> DIRECTIONS
Copy the full set of lines exactly as given.
★ ★ ★ ★ ★
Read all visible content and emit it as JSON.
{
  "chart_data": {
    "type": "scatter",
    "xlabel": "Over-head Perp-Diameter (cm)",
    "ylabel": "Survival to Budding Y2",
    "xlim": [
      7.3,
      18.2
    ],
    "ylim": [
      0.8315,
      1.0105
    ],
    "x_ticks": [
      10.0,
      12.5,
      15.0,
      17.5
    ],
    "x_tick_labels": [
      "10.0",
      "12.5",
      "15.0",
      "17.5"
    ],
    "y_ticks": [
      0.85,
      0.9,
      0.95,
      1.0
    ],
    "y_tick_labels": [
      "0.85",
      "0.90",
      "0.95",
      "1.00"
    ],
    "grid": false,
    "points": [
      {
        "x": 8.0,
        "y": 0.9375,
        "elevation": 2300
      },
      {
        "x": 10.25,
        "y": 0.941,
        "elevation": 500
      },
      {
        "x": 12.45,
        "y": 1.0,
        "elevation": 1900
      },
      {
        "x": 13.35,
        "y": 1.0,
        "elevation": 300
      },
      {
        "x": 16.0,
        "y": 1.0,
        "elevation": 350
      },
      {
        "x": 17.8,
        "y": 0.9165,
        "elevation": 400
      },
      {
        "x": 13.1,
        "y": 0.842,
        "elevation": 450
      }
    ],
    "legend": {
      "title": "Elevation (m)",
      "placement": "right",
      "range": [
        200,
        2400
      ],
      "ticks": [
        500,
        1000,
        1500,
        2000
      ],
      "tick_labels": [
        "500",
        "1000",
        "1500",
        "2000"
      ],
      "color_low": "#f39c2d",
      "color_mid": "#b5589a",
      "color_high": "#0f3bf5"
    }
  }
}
★ ★ ★ ★ ★
> COMPLETED EXERCISE
Read all visible content and emit it as JSON.
{
  "chart_data": {
    "type": "scatter",
    "xlabel": "Over-head Perp-Diameter (cm)",
    "ylabel": "Survival to Budding Y2",
    "xlim": [
      7.3,
      18.2
    ],
    "ylim": [
      0.8315,
      1.0105
    ],
    "x_ticks": [
      10.0,
      12.5,
      15.0,
      17.5
    ],
    "x_tick_labels": [
      "10.0",
      "12.5",
      "15.0",
      "17.5"
    ],
    "y_ticks": [
      0.85,
      0.9,
      0.95,
      1.0
    ],
    "y_tick_labels": [
      "0.85",
      "0.90",
      "0.95",
      "1.00"
    ],
    "grid": false,
    "points": [
      {
        "x": 8.0,
        "y": 0.9375,
        "elevation": 2300
      },
      {
        "x": 10.25,
        "y": 0.941,
        "elevation": 500
      },
      {
        "x": 12.45,
        "y": 1.0,
        "elevation": 1900
      },
      {
        "x": 13.35,
        "y": 1.0,
        "elevation": 300
      },
      {
        "x": 16.0,
        "y": 1.0,
        "elevation": 350
      },
      {
        "x": 17.8,
        "y": 0.9165,
        "elevation": 400
      },
      {
        "x": 13.1,
        "y": 0.842,
        "elevation": 450
      }
    ],
    "legend": {
      "title": "Elevation (m)",
      "placement": "right",
      "range": [
        200,
        2400
      ],
      "ticks": [
        500,
        1000,
        1500,
        2000
      ],
      "tick_labels": [
        "500",
        "1000",
        "1500",
        "2000"
      ],
      "color_low": "#f39c2d",
      "color_mid": "#b5589a",
      "color_high": "#0f3bf5"
    }
  }
}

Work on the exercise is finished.